_Task details:_
The records that follow are to be transcribed in full, without their images.

_Extracted data:_
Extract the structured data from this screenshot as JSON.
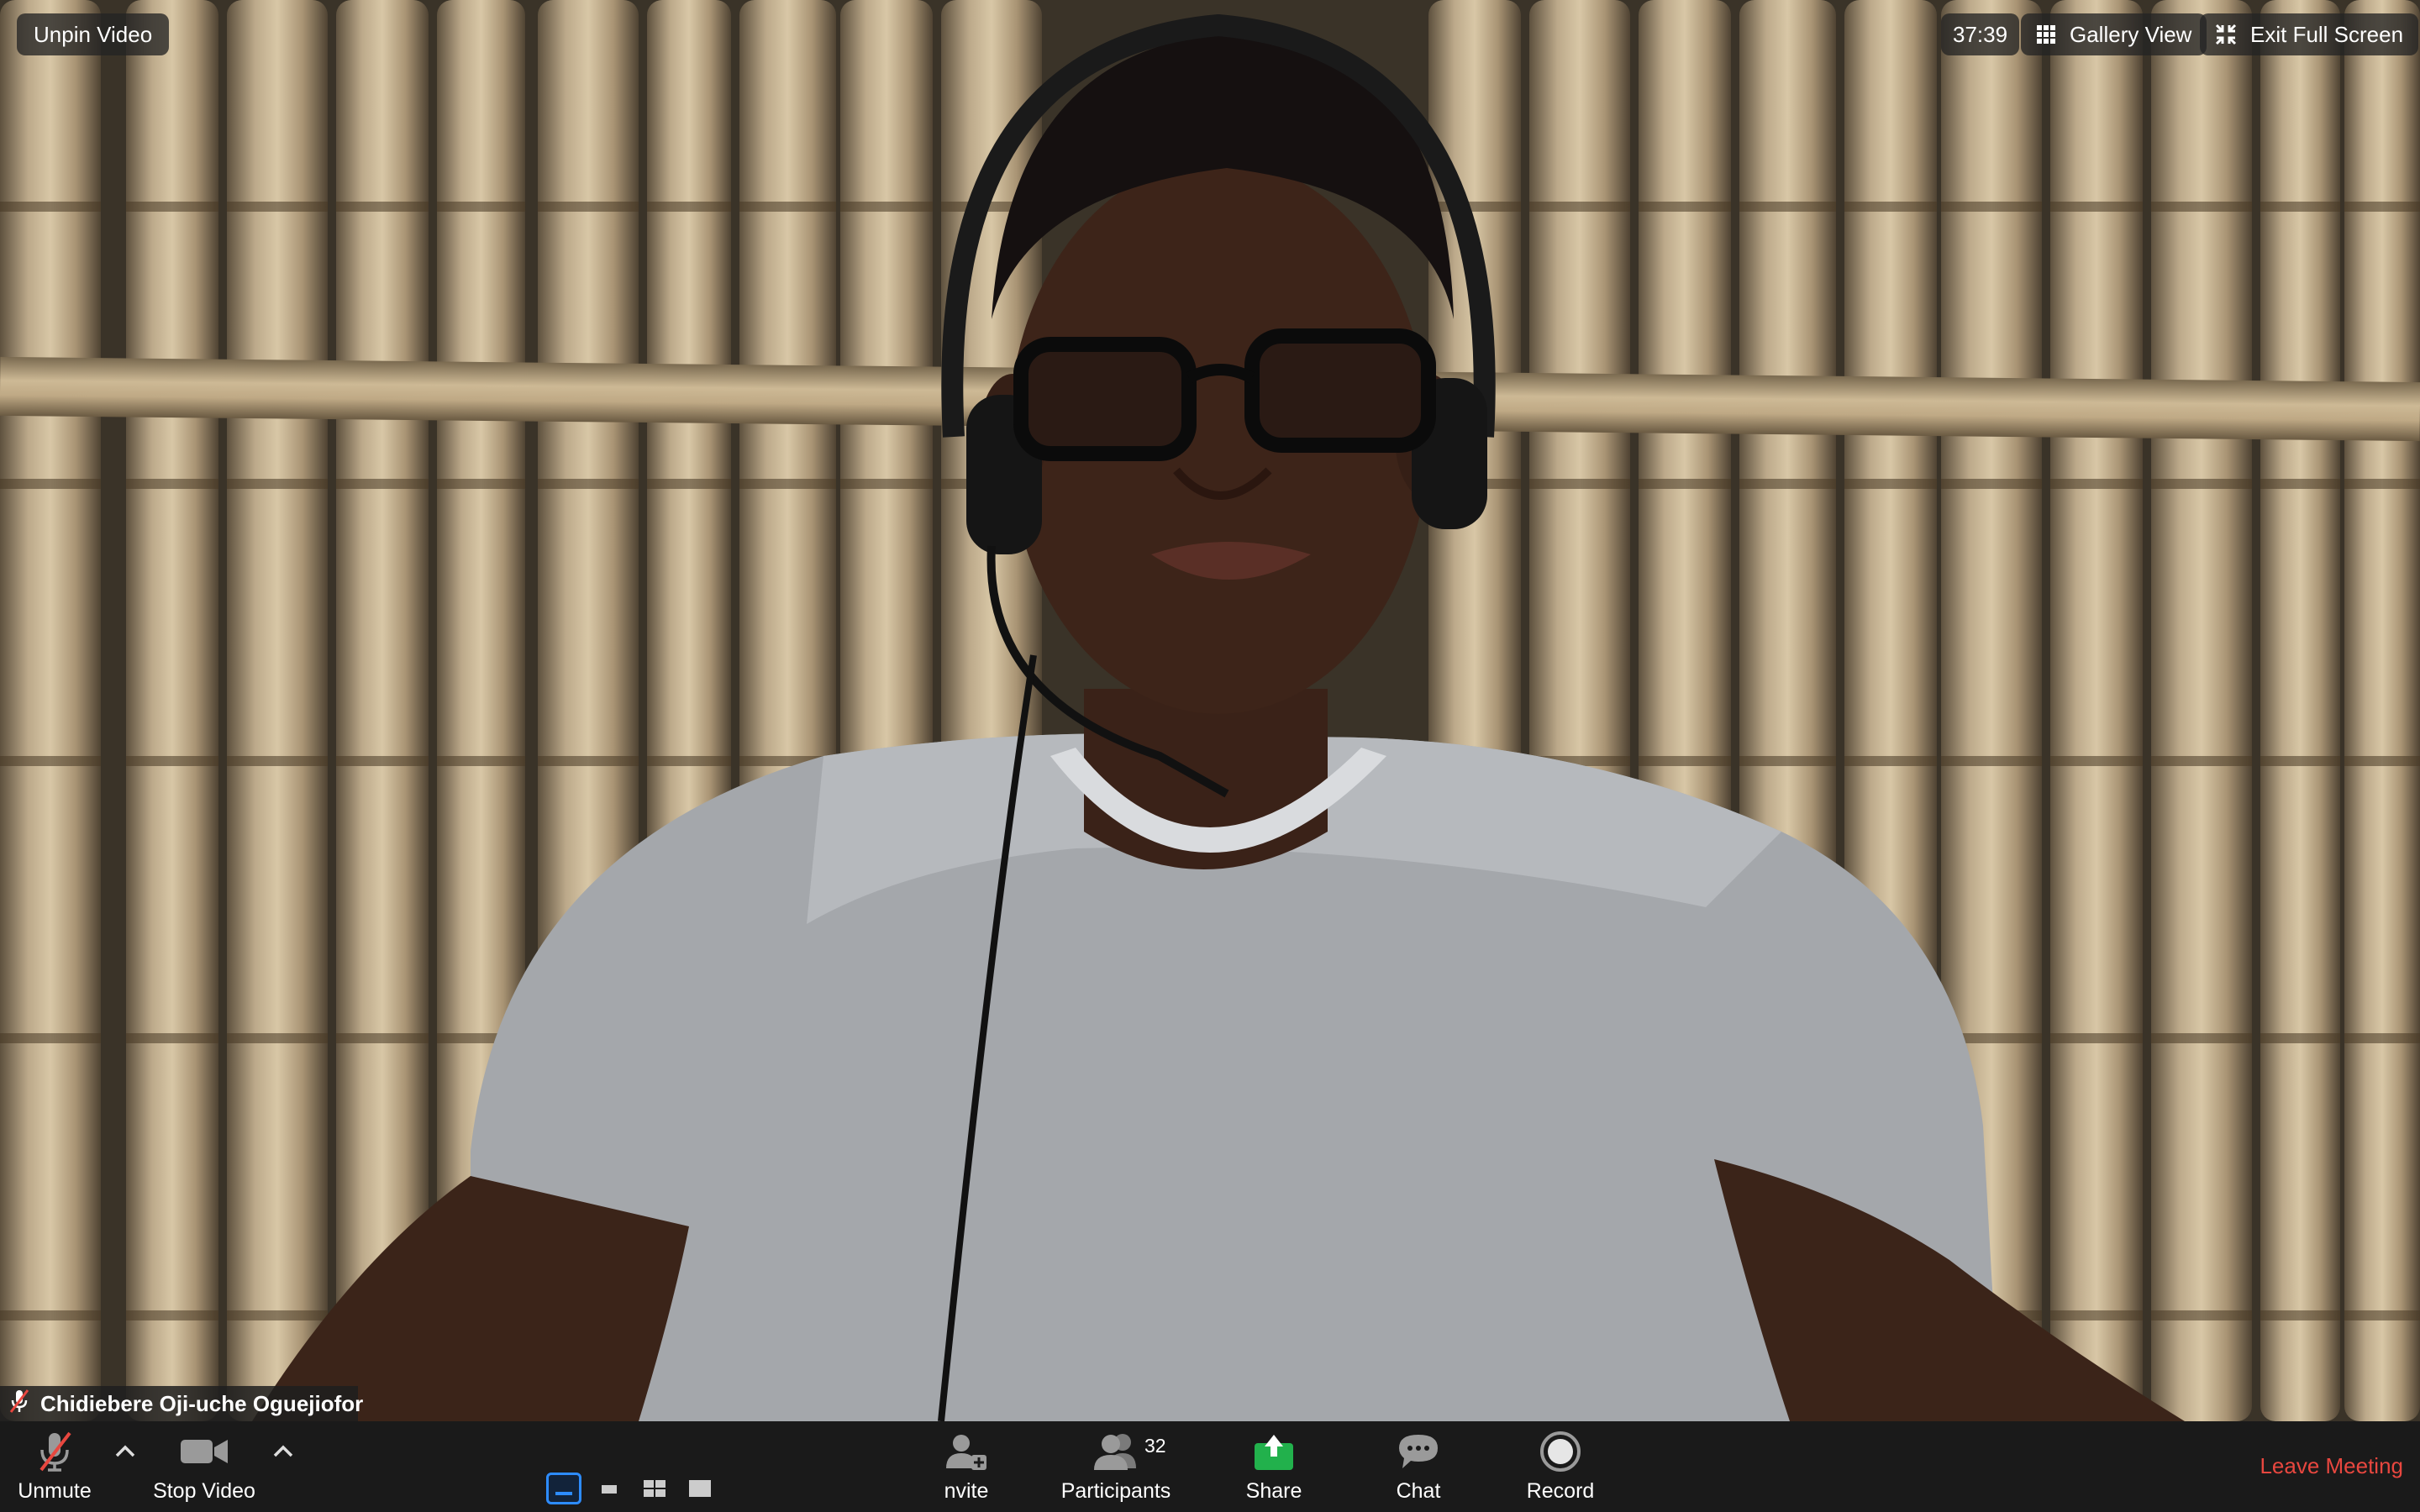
{
  "top_left": {
    "unpin_label": "Unpin Video"
  },
  "top_right": {
    "timer": "37:39",
    "gallery_label": "Gallery View",
    "exit_fullscreen_label": "Exit Full Screen"
  },
  "video": {
    "participant_name": "Chidiebere Oji-uche Oguejiofor"
  },
  "toolbar": {
    "unmute_label": "Unmute",
    "stop_video_label": "Stop Video",
    "invite_label": "nvite",
    "participants_label": "Participants",
    "participants_count": "32",
    "share_label": "Share",
    "chat_label": "Chat",
    "record_label": "Record",
    "leave_label": "Leave Meeting"
  },
  "colors": {
    "leave": "#e8473f",
    "share": "#22b14c",
    "active_layout": "#2d8cff"
  },
  "icons": [
    "microphone-muted-icon",
    "camera-icon",
    "invite-user-icon",
    "participants-icon",
    "share-icon",
    "chat-icon",
    "record-icon",
    "grid-icon",
    "exit-fullscreen-icon"
  ]
}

_Solution to the exercise:_
Extract the structured data from this screenshot as JSON.
{
  "top_left": {
    "unpin_label": "Unpin Video"
  },
  "top_right": {
    "timer": "37:39",
    "gallery_label": "Gallery View",
    "exit_fullscreen_label": "Exit Full Screen"
  },
  "video": {
    "participant_name": "Chidiebere Oji-uche Oguejiofor"
  },
  "toolbar": {
    "unmute_label": "Unmute",
    "stop_video_label": "Stop Video",
    "invite_label": "nvite",
    "participants_label": "Participants",
    "participants_count": "32",
    "share_label": "Share",
    "chat_label": "Chat",
    "record_label": "Record",
    "leave_label": "Leave Meeting"
  },
  "colors": {
    "leave": "#e8473f",
    "share": "#22b14c",
    "active_layout": "#2d8cff"
  },
  "icons": [
    "microphone-muted-icon",
    "camera-icon",
    "invite-user-icon",
    "participants-icon",
    "share-icon",
    "chat-icon",
    "record-icon",
    "grid-icon",
    "exit-fullscreen-icon"
  ]
}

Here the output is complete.